(Excerpt from a dataset)
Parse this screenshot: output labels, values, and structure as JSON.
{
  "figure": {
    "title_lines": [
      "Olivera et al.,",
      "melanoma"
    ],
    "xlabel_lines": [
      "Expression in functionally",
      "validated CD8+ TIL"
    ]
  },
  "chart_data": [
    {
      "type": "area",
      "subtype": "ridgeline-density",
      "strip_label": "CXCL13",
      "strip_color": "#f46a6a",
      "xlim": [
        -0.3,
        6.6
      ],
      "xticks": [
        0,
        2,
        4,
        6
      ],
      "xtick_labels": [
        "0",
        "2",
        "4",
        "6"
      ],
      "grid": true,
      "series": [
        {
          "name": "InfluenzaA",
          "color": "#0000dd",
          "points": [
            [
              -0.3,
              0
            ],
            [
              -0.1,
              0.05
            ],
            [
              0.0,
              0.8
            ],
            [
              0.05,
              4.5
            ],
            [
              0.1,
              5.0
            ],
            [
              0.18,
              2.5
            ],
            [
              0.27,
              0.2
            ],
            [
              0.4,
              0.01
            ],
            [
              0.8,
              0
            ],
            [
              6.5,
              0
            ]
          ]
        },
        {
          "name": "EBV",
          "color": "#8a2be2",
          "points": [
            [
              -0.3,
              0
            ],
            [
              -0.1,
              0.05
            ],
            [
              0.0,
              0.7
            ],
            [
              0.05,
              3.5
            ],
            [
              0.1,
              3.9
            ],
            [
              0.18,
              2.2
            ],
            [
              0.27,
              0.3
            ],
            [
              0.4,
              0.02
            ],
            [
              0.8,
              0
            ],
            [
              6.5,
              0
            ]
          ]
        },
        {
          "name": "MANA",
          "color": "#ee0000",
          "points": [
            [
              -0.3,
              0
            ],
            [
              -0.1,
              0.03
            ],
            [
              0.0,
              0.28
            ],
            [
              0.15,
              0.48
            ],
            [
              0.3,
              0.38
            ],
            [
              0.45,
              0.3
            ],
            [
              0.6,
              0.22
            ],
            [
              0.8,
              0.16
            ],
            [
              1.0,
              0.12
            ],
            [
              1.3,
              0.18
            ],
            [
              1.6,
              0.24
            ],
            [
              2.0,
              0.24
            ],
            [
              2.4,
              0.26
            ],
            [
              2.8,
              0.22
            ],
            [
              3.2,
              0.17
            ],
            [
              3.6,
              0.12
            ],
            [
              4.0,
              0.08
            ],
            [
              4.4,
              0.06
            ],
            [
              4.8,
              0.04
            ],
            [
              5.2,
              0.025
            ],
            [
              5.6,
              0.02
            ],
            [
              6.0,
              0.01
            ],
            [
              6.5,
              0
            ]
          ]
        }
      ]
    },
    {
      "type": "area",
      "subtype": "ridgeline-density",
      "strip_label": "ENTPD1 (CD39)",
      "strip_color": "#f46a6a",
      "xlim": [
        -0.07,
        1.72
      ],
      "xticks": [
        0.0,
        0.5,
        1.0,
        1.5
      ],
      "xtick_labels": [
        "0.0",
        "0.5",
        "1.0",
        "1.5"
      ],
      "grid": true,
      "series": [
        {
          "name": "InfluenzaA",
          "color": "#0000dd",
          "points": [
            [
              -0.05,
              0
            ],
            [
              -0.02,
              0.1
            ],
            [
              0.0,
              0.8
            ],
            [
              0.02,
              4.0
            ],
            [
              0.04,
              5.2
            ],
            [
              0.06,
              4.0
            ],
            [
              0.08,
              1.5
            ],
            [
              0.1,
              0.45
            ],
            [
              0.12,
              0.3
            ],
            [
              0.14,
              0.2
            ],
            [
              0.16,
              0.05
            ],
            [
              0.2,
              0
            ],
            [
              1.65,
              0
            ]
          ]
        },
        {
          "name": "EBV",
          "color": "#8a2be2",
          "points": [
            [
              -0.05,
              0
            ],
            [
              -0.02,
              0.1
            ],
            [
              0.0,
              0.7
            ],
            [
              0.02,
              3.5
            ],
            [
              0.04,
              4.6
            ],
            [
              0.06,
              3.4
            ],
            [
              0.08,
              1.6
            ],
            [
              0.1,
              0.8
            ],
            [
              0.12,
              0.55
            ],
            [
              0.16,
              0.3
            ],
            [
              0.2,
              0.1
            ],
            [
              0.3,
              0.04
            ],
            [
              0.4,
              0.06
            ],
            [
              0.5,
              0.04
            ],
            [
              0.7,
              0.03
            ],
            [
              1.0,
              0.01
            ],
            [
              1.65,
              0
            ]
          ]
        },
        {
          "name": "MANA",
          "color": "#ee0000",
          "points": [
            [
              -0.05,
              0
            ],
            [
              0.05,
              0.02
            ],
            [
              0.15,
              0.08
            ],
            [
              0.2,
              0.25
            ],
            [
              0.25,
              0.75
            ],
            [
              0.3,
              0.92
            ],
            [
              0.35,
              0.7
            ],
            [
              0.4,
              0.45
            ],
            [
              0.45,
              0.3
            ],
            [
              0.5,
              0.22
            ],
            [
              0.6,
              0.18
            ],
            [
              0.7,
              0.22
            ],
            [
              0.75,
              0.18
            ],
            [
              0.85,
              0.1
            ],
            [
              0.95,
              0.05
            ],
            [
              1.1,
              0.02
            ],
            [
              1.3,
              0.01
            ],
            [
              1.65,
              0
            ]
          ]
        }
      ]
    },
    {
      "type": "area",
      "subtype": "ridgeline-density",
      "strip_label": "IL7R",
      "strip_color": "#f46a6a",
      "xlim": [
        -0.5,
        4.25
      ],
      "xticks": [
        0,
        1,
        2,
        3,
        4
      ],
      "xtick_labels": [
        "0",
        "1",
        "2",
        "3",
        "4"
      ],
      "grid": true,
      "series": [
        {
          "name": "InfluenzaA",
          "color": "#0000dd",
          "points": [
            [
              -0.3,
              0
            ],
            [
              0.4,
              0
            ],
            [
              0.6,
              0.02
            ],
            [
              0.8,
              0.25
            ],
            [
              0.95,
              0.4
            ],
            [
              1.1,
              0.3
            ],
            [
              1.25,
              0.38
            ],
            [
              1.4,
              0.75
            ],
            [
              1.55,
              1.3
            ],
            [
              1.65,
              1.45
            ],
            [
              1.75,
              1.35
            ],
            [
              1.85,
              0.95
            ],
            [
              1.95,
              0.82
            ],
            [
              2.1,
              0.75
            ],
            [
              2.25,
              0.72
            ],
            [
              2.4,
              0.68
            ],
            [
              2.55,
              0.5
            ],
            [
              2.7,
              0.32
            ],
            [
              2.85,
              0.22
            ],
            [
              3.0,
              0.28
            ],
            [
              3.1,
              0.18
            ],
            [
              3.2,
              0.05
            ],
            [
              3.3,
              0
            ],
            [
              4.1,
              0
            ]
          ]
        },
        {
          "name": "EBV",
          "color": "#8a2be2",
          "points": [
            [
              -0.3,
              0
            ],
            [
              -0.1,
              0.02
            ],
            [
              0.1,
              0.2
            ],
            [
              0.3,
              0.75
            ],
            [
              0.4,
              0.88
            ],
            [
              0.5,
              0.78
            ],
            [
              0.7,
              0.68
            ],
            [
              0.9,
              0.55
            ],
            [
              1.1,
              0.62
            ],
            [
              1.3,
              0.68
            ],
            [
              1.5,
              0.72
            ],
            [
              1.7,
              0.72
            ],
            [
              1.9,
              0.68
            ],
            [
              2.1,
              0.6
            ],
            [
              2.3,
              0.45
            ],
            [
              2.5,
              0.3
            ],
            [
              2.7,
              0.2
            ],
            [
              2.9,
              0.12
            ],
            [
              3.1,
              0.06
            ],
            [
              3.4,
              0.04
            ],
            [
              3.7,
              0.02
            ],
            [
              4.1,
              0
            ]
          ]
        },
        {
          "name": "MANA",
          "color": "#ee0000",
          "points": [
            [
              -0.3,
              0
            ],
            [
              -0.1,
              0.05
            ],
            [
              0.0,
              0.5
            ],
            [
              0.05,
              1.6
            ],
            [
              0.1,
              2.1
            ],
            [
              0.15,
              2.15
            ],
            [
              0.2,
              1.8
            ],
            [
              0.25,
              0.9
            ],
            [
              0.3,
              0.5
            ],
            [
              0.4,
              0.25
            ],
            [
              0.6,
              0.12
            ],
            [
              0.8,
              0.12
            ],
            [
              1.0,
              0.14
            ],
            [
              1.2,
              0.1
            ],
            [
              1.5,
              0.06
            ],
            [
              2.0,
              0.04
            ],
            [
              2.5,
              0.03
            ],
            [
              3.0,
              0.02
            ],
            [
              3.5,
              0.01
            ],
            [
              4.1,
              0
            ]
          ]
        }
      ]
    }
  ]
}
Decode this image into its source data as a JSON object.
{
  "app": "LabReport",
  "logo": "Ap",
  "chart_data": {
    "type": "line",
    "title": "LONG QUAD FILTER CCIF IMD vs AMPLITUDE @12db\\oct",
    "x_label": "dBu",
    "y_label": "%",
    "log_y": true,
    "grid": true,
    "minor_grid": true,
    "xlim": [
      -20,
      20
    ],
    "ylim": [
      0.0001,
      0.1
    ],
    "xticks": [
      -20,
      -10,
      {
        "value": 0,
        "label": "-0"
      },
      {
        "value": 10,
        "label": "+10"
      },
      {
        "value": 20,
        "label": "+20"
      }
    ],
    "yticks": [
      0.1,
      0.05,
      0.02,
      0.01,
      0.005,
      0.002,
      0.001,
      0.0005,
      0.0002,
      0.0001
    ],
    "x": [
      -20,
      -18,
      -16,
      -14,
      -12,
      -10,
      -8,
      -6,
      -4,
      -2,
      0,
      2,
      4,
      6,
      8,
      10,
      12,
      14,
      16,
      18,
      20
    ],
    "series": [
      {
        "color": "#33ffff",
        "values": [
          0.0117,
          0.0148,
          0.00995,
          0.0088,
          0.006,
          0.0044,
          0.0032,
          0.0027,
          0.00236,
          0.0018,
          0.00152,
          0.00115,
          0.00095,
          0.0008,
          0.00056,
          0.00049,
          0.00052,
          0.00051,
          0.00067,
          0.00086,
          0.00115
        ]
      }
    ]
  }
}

▸ **The exercise**
Beginning with the line that contains "Decode this image", quote each line exactly through the last line of the entries above, and nothing beyond them.

▸ **Exercise answer**
Decode this image into its source data as a JSON object.
{
  "app": "LabReport",
  "logo": "Ap",
  "chart_data": {
    "type": "line",
    "title": "LONG QUAD FILTER CCIF IMD vs AMPLITUDE @12db\\oct",
    "x_label": "dBu",
    "y_label": "%",
    "log_y": true,
    "grid": true,
    "minor_grid": true,
    "xlim": [
      -20,
      20
    ],
    "ylim": [
      0.0001,
      0.1
    ],
    "xticks": [
      -20,
      -10,
      {
        "value": 0,
        "label": "-0"
      },
      {
        "value": 10,
        "label": "+10"
      },
      {
        "value": 20,
        "label": "+20"
      }
    ],
    "yticks": [
      0.1,
      0.05,
      0.02,
      0.01,
      0.005,
      0.002,
      0.001,
      0.0005,
      0.0002,
      0.0001
    ],
    "x": [
      -20,
      -18,
      -16,
      -14,
      -12,
      -10,
      -8,
      -6,
      -4,
      -2,
      0,
      2,
      4,
      6,
      8,
      10,
      12,
      14,
      16,
      18,
      20
    ],
    "series": [
      {
        "color": "#33ffff",
        "values": [
          0.0117,
          0.0148,
          0.00995,
          0.0088,
          0.006,
          0.0044,
          0.0032,
          0.0027,
          0.00236,
          0.0018,
          0.00152,
          0.00115,
          0.00095,
          0.0008,
          0.00056,
          0.00049,
          0.00052,
          0.00051,
          0.00067,
          0.00086,
          0.00115
        ]
      }
    ]
  }
}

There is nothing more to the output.